**Records for this exercise**

○ ○ ○ ○

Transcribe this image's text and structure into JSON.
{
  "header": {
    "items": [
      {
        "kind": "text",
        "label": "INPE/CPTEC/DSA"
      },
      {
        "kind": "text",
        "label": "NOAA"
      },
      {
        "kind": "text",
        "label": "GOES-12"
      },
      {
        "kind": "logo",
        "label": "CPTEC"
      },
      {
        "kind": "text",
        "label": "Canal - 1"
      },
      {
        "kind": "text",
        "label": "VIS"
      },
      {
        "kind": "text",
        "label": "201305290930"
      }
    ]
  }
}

○ ○ ○ ○

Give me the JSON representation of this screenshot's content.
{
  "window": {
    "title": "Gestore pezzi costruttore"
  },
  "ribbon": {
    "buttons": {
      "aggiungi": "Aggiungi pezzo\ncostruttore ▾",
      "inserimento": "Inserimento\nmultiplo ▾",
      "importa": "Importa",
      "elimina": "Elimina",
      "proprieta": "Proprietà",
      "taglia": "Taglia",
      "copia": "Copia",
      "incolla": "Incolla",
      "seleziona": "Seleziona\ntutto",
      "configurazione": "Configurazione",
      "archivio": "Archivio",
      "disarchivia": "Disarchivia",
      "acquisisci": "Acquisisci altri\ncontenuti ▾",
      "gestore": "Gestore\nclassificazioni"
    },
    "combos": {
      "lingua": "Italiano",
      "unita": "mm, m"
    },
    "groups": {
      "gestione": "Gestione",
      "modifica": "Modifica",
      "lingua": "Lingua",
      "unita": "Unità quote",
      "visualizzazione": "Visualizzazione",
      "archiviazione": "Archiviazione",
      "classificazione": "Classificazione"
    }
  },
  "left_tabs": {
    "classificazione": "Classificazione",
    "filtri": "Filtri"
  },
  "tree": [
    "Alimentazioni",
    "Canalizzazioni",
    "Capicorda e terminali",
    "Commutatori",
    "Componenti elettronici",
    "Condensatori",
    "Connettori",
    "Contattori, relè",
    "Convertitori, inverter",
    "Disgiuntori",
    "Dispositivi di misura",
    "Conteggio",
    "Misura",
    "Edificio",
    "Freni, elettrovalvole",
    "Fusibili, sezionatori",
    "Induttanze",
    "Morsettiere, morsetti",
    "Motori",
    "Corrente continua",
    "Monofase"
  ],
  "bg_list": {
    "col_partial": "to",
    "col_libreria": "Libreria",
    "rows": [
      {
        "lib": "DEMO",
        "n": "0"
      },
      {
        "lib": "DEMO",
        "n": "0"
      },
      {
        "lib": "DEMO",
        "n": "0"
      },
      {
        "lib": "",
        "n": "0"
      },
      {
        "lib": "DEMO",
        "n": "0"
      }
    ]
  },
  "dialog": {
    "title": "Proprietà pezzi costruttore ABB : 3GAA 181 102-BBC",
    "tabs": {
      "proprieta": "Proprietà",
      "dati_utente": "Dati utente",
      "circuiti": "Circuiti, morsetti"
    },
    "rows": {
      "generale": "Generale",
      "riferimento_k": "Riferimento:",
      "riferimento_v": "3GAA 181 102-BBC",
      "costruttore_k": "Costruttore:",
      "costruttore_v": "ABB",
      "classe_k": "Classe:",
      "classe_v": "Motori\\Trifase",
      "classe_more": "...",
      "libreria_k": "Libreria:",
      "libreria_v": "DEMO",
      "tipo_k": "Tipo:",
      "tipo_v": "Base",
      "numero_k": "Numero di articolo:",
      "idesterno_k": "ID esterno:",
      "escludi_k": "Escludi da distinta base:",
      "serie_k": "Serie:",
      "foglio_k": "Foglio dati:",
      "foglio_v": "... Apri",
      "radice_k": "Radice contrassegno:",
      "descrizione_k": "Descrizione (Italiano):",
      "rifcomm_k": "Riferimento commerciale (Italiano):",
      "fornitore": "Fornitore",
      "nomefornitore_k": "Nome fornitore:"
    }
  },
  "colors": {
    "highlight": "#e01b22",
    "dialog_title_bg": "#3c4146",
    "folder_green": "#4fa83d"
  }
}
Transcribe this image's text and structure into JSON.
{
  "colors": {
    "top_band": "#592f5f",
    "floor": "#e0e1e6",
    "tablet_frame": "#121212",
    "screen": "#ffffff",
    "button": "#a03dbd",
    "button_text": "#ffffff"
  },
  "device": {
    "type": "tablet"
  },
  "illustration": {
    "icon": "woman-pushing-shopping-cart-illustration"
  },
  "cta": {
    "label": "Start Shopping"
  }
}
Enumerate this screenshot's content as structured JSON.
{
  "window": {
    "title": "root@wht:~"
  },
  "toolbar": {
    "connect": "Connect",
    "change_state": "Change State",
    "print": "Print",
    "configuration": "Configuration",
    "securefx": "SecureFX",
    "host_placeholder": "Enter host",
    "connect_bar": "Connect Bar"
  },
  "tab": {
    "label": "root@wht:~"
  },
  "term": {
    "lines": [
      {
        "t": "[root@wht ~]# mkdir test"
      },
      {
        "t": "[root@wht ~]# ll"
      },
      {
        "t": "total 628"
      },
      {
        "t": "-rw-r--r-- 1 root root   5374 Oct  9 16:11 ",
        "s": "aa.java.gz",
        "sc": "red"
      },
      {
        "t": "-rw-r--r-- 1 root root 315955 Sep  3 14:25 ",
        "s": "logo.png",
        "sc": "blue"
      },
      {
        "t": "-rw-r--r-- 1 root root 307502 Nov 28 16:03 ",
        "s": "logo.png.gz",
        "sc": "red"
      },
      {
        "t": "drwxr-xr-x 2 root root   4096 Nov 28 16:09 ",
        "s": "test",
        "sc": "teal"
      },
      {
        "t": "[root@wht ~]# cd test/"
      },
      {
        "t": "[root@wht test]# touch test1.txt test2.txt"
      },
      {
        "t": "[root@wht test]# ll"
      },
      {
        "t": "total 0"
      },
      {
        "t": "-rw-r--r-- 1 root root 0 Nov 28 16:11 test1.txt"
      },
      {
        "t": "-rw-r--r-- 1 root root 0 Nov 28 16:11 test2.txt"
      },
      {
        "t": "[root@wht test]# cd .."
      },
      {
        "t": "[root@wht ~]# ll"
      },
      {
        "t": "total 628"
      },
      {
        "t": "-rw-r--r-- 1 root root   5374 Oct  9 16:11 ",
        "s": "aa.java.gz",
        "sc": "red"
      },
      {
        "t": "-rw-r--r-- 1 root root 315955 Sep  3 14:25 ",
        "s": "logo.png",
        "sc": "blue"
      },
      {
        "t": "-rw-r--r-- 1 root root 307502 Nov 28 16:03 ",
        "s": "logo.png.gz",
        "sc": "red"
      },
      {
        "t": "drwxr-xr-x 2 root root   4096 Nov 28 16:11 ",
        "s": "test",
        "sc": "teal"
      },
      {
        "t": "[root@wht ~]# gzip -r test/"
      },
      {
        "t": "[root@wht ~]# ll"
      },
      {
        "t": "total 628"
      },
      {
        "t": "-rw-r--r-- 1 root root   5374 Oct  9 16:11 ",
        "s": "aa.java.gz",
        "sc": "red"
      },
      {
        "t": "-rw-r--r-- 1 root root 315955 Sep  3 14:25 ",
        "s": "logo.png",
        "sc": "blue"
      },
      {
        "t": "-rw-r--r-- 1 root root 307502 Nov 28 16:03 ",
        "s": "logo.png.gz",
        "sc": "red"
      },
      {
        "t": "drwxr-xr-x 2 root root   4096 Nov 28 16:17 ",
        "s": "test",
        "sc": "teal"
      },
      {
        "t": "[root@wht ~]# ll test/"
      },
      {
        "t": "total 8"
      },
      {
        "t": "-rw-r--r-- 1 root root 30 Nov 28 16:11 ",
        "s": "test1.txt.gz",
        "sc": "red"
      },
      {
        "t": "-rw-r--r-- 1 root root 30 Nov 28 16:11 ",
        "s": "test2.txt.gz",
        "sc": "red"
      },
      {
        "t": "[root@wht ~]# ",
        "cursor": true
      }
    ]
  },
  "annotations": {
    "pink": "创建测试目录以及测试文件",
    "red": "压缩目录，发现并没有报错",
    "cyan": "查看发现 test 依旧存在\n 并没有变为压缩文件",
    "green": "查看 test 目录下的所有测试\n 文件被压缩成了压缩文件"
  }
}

○ ○ ○ ○

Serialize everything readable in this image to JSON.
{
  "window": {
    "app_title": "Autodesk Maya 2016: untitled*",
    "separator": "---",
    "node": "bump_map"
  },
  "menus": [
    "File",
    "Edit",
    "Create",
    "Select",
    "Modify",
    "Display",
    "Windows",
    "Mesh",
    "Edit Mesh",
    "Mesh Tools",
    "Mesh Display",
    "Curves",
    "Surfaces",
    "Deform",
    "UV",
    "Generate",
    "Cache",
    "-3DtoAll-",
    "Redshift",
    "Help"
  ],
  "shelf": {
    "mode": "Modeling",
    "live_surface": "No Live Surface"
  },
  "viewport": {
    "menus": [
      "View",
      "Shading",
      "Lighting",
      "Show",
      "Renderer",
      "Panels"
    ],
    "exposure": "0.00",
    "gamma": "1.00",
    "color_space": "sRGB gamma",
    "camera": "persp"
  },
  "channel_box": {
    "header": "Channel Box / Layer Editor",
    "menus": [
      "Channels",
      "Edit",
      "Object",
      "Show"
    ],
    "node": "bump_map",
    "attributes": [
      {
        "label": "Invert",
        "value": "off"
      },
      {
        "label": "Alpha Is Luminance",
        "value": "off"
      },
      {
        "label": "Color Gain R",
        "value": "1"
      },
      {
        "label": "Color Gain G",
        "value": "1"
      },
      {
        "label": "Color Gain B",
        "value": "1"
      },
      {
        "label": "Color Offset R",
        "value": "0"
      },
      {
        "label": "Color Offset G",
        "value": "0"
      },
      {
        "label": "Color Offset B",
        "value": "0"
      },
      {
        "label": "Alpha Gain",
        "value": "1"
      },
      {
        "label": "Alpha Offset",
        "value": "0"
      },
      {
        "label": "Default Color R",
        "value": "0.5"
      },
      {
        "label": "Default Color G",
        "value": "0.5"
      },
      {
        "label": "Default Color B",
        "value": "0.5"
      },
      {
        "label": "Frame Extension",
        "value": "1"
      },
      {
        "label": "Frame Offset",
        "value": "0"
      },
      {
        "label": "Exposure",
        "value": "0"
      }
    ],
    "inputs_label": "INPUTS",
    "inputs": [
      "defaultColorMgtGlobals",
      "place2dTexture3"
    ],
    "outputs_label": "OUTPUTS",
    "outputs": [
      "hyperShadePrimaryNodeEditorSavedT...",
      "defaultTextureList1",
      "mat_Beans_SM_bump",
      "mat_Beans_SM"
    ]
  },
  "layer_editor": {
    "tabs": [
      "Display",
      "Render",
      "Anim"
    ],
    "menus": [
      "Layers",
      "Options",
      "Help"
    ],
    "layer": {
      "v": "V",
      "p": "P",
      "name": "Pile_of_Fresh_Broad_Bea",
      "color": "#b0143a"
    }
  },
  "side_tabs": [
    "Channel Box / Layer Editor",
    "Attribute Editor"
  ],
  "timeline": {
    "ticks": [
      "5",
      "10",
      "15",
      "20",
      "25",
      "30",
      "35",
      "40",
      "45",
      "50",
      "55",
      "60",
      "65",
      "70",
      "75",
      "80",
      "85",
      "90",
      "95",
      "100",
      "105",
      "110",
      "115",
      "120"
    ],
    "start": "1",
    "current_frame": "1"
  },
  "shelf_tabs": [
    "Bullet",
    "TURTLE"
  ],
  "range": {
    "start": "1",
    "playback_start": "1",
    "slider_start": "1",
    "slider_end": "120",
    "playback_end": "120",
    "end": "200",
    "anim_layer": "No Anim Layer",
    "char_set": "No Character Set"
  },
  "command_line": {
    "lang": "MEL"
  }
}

○ ○ ○ ○

**Work to complete**
Copy each line of the records that contains the word "Mesh".

**The answer**
    "Mesh",
    "Edit Mesh",
    "Mesh Tools",
    "Mesh Display",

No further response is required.